Passage to read:
For the fiscal year ended March 31, 1995, total payments made
by the Fund under the Class A Plan to the Fund's distributor
amounted to $44,214 all of which represented distribution fees of
which $ , $ , and $ represented payments for dealer
commissions, underwriting fees and carrying charges, respectively.
During the fiscal year ended March 31, 1995, total payments
made by the Fund under the Class B Plan to the Fund's distributor
amounted to $98,958 all of which represented distribution fees of
which $ , $ and $ represented payments for dealer
commissions, underwriting fees and carrying charges, respectively.
For the fiscal year ended March 31, 1995, the distributor
received $54,072 in contingent deferred sales charges from
redemption of the Fund's Class B shares.

[Dataset items]
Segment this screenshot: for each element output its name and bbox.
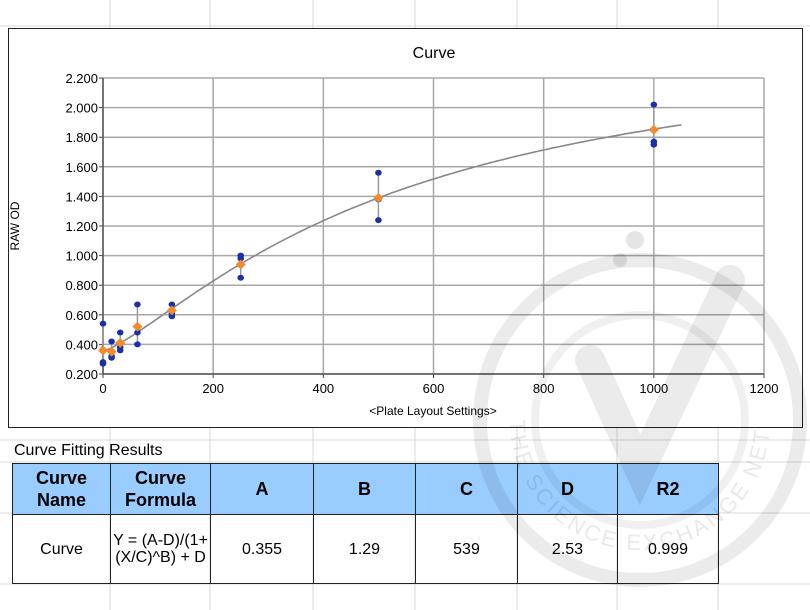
- header-curve-formula: Curve Formula: [110, 463, 211, 515]
- results-title: Curve Fitting Results: [14, 442, 163, 459]
- chart-title: Curve: [413, 45, 456, 62]
- y-tick-label: 1.400: [65, 189, 98, 204]
- y-tick-label: 2.200: [65, 71, 98, 86]
- header-d: D: [517, 463, 618, 515]
- cell-r2: 0.999: [617, 514, 719, 584]
- mean-point: [373, 192, 384, 203]
- cell-a: 0.355: [210, 514, 314, 584]
- cell-curve-formula: Y = (A-D)/(1+(X/C)^B) + D: [110, 514, 211, 584]
- replicate-point: [168, 301, 176, 308]
- y-tick-label: 1.200: [65, 219, 98, 234]
- y-tick-label: 1.800: [65, 130, 98, 145]
- y-tick-label: 1.000: [65, 249, 98, 264]
- mean-points: [98, 124, 659, 357]
- replicate-point: [116, 329, 124, 336]
- mean-point: [235, 259, 246, 270]
- cell-d: 2.53: [517, 514, 618, 584]
- replicate-point: [237, 274, 245, 281]
- replicate-point: [99, 360, 107, 367]
- replicate-point: [99, 320, 107, 327]
- replicate-point: [108, 354, 115, 361]
- x-tick-label: 400: [312, 381, 334, 396]
- y-tick-label: 0.400: [65, 337, 98, 352]
- replicate-point: [168, 313, 176, 320]
- cell-c: 539: [415, 514, 518, 584]
- header-curve-name: Curve Name: [12, 463, 111, 515]
- y-tick-label: 0.600: [65, 308, 98, 323]
- replicate-points: [99, 101, 658, 367]
- replicate-point: [237, 255, 245, 262]
- y-tick-label: 0.800: [65, 278, 98, 293]
- curve-fitting-results-table: Curve Name Curve Formula A B C D R2 Curv…: [12, 463, 719, 584]
- curve-chart: Curve 0.200 0.400 0.600 0.800 1.000 1.200 1.40…: [8, 45, 778, 418]
- x-tick-label: 1000: [639, 381, 668, 396]
- y-axis-ticks: 0.200 0.400 0.600 0.800 1.000 1.200 1.400 1.600…: [65, 71, 98, 382]
- header-b: B: [313, 463, 416, 515]
- cell-b: 1.29: [313, 514, 416, 584]
- replicate-point: [108, 338, 115, 345]
- table-row: Curve Y = (A-D)/(1+(X/C)^B) + D 0.355 1.…: [12, 514, 719, 584]
- y-tick-label: 1.600: [65, 160, 98, 175]
- x-tick-label: 600: [423, 381, 445, 396]
- replicate-point: [134, 301, 141, 308]
- x-tick-label: 1200: [750, 381, 779, 396]
- replicate-point: [375, 217, 382, 224]
- table-header-row: Curve Name Curve Formula A B C D R2: [12, 463, 719, 515]
- y-axis-label: RAW OD: [8, 201, 22, 250]
- mean-point: [106, 346, 117, 357]
- fit-curve: [102, 124, 682, 352]
- header-r2: R2: [617, 463, 719, 515]
- x-axis-label: <Plate Layout Settings>: [369, 404, 496, 418]
- x-tick-label: 200: [202, 381, 224, 396]
- replicate-point: [650, 141, 658, 148]
- x-tick-label: 800: [533, 381, 555, 396]
- chart-container: Curve 0.200 0.400 0.600 0.800 1.000 1.200 1.40…: [8, 28, 803, 428]
- mean-point: [132, 321, 143, 332]
- cell-curve-name: Curve: [12, 514, 111, 584]
- x-axis-ticks: 0 200 400 600 800 1000 1200: [99, 381, 778, 396]
- mean-point: [98, 345, 108, 356]
- x-tick-label: 0: [99, 381, 106, 396]
- mean-point: [648, 124, 659, 135]
- mean-point: [115, 337, 126, 348]
- mean-point: [166, 305, 177, 316]
- replicate-point: [650, 101, 658, 108]
- y-tick-label: 0.200: [65, 367, 98, 382]
- header-c: C: [415, 463, 518, 515]
- replicate-point: [375, 169, 382, 176]
- chart-grid: [99, 77, 765, 378]
- replicate-point: [134, 329, 141, 336]
- replicate-point: [134, 341, 141, 348]
- replicate-point: [116, 347, 124, 354]
- y-tick-label: 2.000: [65, 101, 98, 116]
- header-a: A: [210, 463, 314, 515]
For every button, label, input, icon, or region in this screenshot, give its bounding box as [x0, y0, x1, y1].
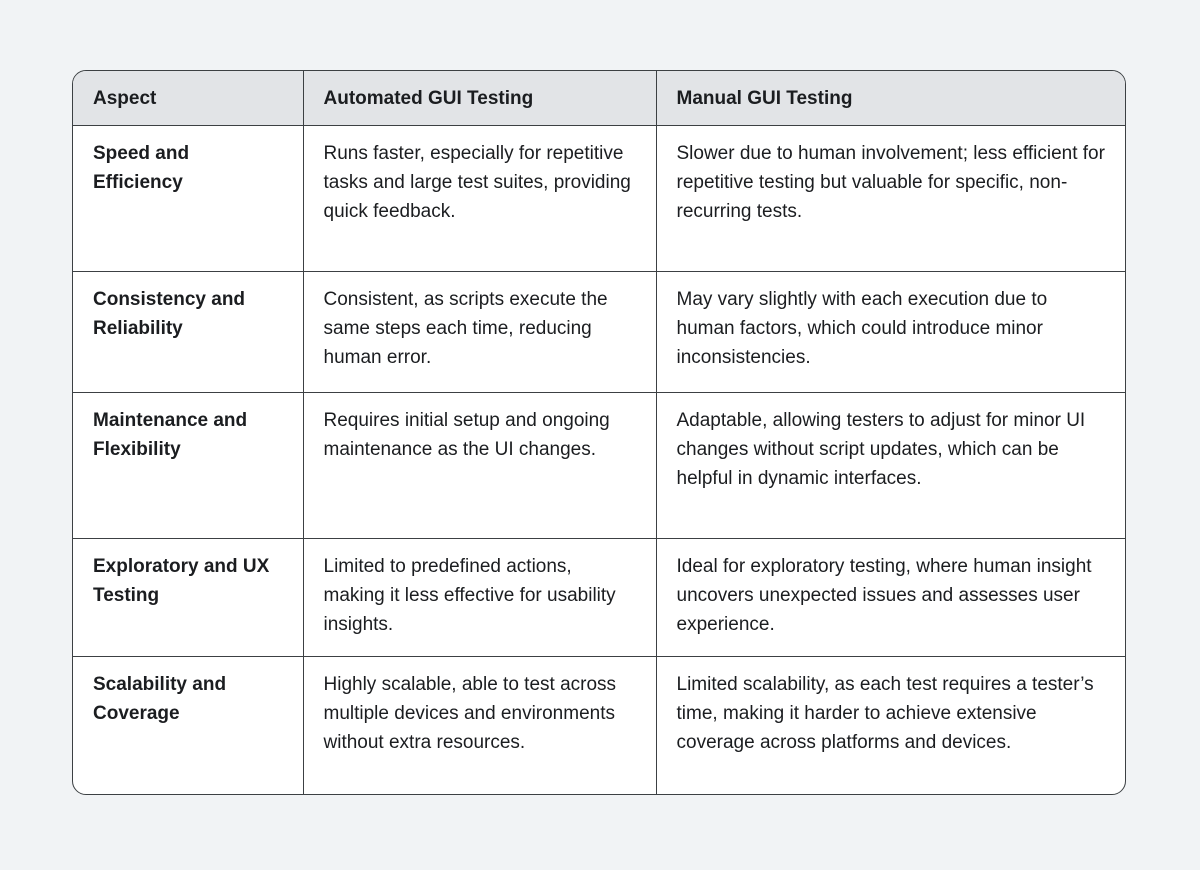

Challenge 1: Reproduce verbatim the text on the fund's distribution plan payments.
Challenge 2: In the records, revise the stretch from the line containing "- header-curve-formula: Curve" through the line containing "- replicate-point: [168, 301, 176, 308]" by changing "y-tick-label" to "y-axis-tick", and return only those lines.
The text and the records were drawn from separate, unrelated sources.

Solution 1:
For the fiscal year ended March 31, 1995, total payments made
by the Fund under the Class A Plan to the Fund's distributor
amounted to $44,214 all of which represented distribution fees of
which $ , $ , and $ represented payments for dealer
commissions, underwriting fees and carrying charges, respectively.
During the fiscal year ended March 31, 1995, total payments
made by the Fund under the Class B Plan to the Fund's distributor
amounted to $98,958 all of which represented distribution fees of
which $ , $ and $ represented payments for dealer
commissions, underwriting fees and carrying charges, respectively.
For the fiscal year ended March 31, 1995, the distributor
received $54,072 in contingent deferred sales charges from
redemption of the Fund's Class B shares.

Solution 2:
- header-curve-formula: Curve Formula: [110, 463, 211, 515]
- results-title: Curve Fitting Results: [14, 442, 163, 459]
- chart-title: Curve: [413, 45, 456, 62]
- y-axis-tick: 1.400: [65, 189, 98, 204]
- y-axis-tick: 2.200: [65, 71, 98, 86]
- header-d: D: [517, 463, 618, 515]
- cell-r2: 0.999: [617, 514, 719, 584]
- mean-point: [373, 192, 384, 203]
- cell-a: 0.355: [210, 514, 314, 584]
- cell-curve-formula: Y = (A-D)/(1+(X/C)^B) + D: [110, 514, 211, 584]
- replicate-point: [168, 301, 176, 308]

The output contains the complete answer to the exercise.